= TASK =
Write each record again exactly as it stands.

= MATERIAL SUPPLIED =

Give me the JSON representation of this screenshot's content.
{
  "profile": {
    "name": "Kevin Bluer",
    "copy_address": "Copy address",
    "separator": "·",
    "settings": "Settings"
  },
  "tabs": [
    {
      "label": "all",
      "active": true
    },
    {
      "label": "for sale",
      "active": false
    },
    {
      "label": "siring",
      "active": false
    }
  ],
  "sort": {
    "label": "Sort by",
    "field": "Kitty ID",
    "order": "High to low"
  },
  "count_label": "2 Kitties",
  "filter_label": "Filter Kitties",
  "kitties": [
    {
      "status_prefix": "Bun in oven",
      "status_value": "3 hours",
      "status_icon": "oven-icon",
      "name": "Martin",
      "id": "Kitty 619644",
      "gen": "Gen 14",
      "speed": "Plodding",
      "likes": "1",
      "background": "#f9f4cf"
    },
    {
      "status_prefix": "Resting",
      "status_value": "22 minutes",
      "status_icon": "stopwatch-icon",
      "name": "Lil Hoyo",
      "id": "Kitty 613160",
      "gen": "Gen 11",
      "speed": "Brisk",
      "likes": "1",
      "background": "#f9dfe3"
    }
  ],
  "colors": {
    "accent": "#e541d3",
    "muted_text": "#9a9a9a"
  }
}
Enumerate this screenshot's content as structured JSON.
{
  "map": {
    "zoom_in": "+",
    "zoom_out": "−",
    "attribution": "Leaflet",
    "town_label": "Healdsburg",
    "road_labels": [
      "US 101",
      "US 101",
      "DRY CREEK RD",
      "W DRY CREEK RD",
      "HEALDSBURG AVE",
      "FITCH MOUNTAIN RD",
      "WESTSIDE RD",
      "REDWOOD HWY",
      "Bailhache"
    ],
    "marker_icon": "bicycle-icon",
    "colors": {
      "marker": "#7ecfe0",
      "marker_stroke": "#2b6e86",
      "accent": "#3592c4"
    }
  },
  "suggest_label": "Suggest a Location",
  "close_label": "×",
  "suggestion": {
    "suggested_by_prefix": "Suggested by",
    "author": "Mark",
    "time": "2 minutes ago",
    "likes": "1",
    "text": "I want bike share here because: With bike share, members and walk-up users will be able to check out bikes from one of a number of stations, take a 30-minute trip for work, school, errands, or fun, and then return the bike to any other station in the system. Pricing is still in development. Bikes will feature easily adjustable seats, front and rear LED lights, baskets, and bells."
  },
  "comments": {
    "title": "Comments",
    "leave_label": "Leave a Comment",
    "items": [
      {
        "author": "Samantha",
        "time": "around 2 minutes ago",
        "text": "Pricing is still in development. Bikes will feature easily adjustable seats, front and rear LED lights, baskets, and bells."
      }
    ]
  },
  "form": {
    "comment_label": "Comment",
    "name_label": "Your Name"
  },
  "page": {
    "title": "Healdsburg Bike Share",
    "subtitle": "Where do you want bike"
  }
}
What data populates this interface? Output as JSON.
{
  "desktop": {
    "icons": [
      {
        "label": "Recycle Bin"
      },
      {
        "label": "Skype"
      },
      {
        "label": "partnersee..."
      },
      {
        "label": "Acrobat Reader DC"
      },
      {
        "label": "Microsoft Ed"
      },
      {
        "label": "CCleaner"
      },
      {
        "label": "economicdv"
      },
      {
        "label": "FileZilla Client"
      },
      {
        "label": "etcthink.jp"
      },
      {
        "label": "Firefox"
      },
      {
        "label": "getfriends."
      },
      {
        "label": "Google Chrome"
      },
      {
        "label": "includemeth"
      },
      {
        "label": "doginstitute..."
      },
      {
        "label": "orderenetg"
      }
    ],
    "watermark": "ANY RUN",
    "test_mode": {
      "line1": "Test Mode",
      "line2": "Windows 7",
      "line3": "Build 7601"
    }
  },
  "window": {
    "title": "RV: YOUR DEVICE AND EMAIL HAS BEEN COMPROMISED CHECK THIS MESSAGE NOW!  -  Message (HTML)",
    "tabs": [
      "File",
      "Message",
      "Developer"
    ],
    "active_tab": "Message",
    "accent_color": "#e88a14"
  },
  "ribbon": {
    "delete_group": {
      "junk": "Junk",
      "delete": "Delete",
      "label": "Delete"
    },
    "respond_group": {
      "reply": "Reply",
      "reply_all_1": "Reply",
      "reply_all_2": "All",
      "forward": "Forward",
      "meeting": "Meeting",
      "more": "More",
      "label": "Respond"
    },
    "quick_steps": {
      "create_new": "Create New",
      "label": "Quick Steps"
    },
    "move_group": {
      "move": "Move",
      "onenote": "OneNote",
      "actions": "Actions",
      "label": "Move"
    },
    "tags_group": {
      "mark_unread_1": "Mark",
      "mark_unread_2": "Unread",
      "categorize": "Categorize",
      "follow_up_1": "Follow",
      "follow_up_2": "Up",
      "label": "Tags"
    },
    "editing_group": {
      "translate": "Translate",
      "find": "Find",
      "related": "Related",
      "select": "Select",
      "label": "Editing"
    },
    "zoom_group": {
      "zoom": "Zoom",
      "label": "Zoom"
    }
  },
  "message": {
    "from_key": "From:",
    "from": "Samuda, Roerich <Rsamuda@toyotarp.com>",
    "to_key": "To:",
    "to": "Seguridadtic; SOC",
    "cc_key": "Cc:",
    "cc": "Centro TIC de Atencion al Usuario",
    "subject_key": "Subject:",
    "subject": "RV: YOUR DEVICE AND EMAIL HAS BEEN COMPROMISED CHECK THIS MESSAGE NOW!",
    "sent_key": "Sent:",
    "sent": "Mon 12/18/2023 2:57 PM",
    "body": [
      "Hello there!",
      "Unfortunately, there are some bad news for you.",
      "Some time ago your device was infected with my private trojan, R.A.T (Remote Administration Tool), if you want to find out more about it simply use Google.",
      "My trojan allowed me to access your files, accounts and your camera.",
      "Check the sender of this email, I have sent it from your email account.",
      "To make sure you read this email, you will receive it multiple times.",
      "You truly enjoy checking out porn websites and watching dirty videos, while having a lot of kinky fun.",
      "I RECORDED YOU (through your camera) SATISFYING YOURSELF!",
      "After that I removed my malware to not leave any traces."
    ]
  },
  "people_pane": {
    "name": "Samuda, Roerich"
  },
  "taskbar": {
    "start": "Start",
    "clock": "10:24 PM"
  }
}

= ANSWER FOR THE TASK =
Give me the JSON representation of this screenshot's content.
{
  "profile": {
    "name": "Kevin Bluer",
    "copy_address": "Copy address",
    "separator": "·",
    "settings": "Settings"
  },
  "tabs": [
    {
      "label": "all",
      "active": true
    },
    {
      "label": "for sale",
      "active": false
    },
    {
      "label": "siring",
      "active": false
    }
  ],
  "sort": {
    "label": "Sort by",
    "field": "Kitty ID",
    "order": "High to low"
  },
  "count_label": "2 Kitties",
  "filter_label": "Filter Kitties",
  "kitties": [
    {
      "status_prefix": "Bun in oven",
      "status_value": "3 hours",
      "status_icon": "oven-icon",
      "name": "Martin",
      "id": "Kitty 619644",
      "gen": "Gen 14",
      "speed": "Plodding",
      "likes": "1",
      "background": "#f9f4cf"
    },
    {
      "status_prefix": "Resting",
      "status_value": "22 minutes",
      "status_icon": "stopwatch-icon",
      "name": "Lil Hoyo",
      "id": "Kitty 613160",
      "gen": "Gen 11",
      "speed": "Brisk",
      "likes": "1",
      "background": "#f9dfe3"
    }
  ],
  "colors": {
    "accent": "#e541d3",
    "muted_text": "#9a9a9a"
  }
}
Enumerate this screenshot's content as structured JSON.
{
  "map": {
    "zoom_in": "+",
    "zoom_out": "−",
    "attribution": "Leaflet",
    "town_label": "Healdsburg",
    "road_labels": [
      "US 101",
      "US 101",
      "DRY CREEK RD",
      "W DRY CREEK RD",
      "HEALDSBURG AVE",
      "FITCH MOUNTAIN RD",
      "WESTSIDE RD",
      "REDWOOD HWY",
      "Bailhache"
    ],
    "marker_icon": "bicycle-icon",
    "colors": {
      "marker": "#7ecfe0",
      "marker_stroke": "#2b6e86",
      "accent": "#3592c4"
    }
  },
  "suggest_label": "Suggest a Location",
  "close_label": "×",
  "suggestion": {
    "suggested_by_prefix": "Suggested by",
    "author": "Mark",
    "time": "2 minutes ago",
    "likes": "1",
    "text": "I want bike share here because: With bike share, members and walk-up users will be able to check out bikes from one of a number of stations, take a 30-minute trip for work, school, errands, or fun, and then return the bike to any other station in the system. Pricing is still in development. Bikes will feature easily adjustable seats, front and rear LED lights, baskets, and bells."
  },
  "comments": {
    "title": "Comments",
    "leave_label": "Leave a Comment",
    "items": [
      {
        "author": "Samantha",
        "time": "around 2 minutes ago",
        "text": "Pricing is still in development. Bikes will feature easily adjustable seats, front and rear LED lights, baskets, and bells."
      }
    ]
  },
  "form": {
    "comment_label": "Comment",
    "name_label": "Your Name"
  },
  "page": {
    "title": "Healdsburg Bike Share",
    "subtitle": "Where do you want bike"
  }
}
What data populates this interface? Output as JSON.
{
  "desktop": {
    "icons": [
      {
        "label": "Recycle Bin"
      },
      {
        "label": "Skype"
      },
      {
        "label": "partnersee..."
      },
      {
        "label": "Acrobat Reader DC"
      },
      {
        "label": "Microsoft Ed"
      },
      {
        "label": "CCleaner"
      },
      {
        "label": "economicdv"
      },
      {
        "label": "FileZilla Client"
      },
      {
        "label": "etcthink.jp"
      },
      {
        "label": "Firefox"
      },
      {
        "label": "getfriends."
      },
      {
        "label": "Google Chrome"
      },
      {
        "label": "includemeth"
      },
      {
        "label": "doginstitute..."
      },
      {
        "label": "orderenetg"
      }
    ],
    "watermark": "ANY RUN",
    "test_mode": {
      "line1": "Test Mode",
      "line2": "Windows 7",
      "line3": "Build 7601"
    }
  },
  "window": {
    "title": "RV: YOUR DEVICE AND EMAIL HAS BEEN COMPROMISED CHECK THIS MESSAGE NOW!  -  Message (HTML)",
    "tabs": [
      "File",
      "Message",
      "Developer"
    ],
    "active_tab": "Message",
    "accent_color": "#e88a14"
  },
  "ribbon": {
    "delete_group": {
      "junk": "Junk",
      "delete": "Delete",
      "label": "Delete"
    },
    "respond_group": {
      "reply": "Reply",
      "reply_all_1": "Reply",
      "reply_all_2": "All",
      "forward": "Forward",
      "meeting": "Meeting",
      "more": "More",
      "label": "Respond"
    },
    "quick_steps": {
      "create_new": "Create New",
      "label": "Quick Steps"
    },
    "move_group": {
      "move": "Move",
      "onenote": "OneNote",
      "actions": "Actions",
      "label": "Move"
    },
    "tags_group": {
      "mark_unread_1": "Mark",
      "mark_unread_2": "Unread",
      "categorize": "Categorize",
      "follow_up_1": "Follow",
      "follow_up_2": "Up",
      "label": "Tags"
    },
    "editing_group": {
      "translate": "Translate",
      "find": "Find",
      "related": "Related",
      "select": "Select",
      "label": "Editing"
    },
    "zoom_group": {
      "zoom": "Zoom",
      "label": "Zoom"
    }
  },
  "message": {
    "from_key": "From:",
    "from": "Samuda, Roerich <Rsamuda@toyotarp.com>",
    "to_key": "To:",
    "to": "Seguridadtic; SOC",
    "cc_key": "Cc:",
    "cc": "Centro TIC de Atencion al Usuario",
    "subject_key": "Subject:",
    "subject": "RV: YOUR DEVICE AND EMAIL HAS BEEN COMPROMISED CHECK THIS MESSAGE NOW!",
    "sent_key": "Sent:",
    "sent": "Mon 12/18/2023 2:57 PM",
    "body": [
      "Hello there!",
      "Unfortunately, there are some bad news for you.",
      "Some time ago your device was infected with my private trojan, R.A.T (Remote Administration Tool), if you want to find out more about it simply use Google.",
      "My trojan allowed me to access your files, accounts and your camera.",
      "Check the sender of this email, I have sent it from your email account.",
      "To make sure you read this email, you will receive it multiple times.",
      "You truly enjoy checking out porn websites and watching dirty videos, while having a lot of kinky fun.",
      "I RECORDED YOU (through your camera) SATISFYING YOURSELF!",
      "After that I removed my malware to not leave any traces."
    ]
  },
  "people_pane": {
    "name": "Samuda, Roerich"
  },
  "taskbar": {
    "start": "Start",
    "clock": "10:24 PM"
  }
}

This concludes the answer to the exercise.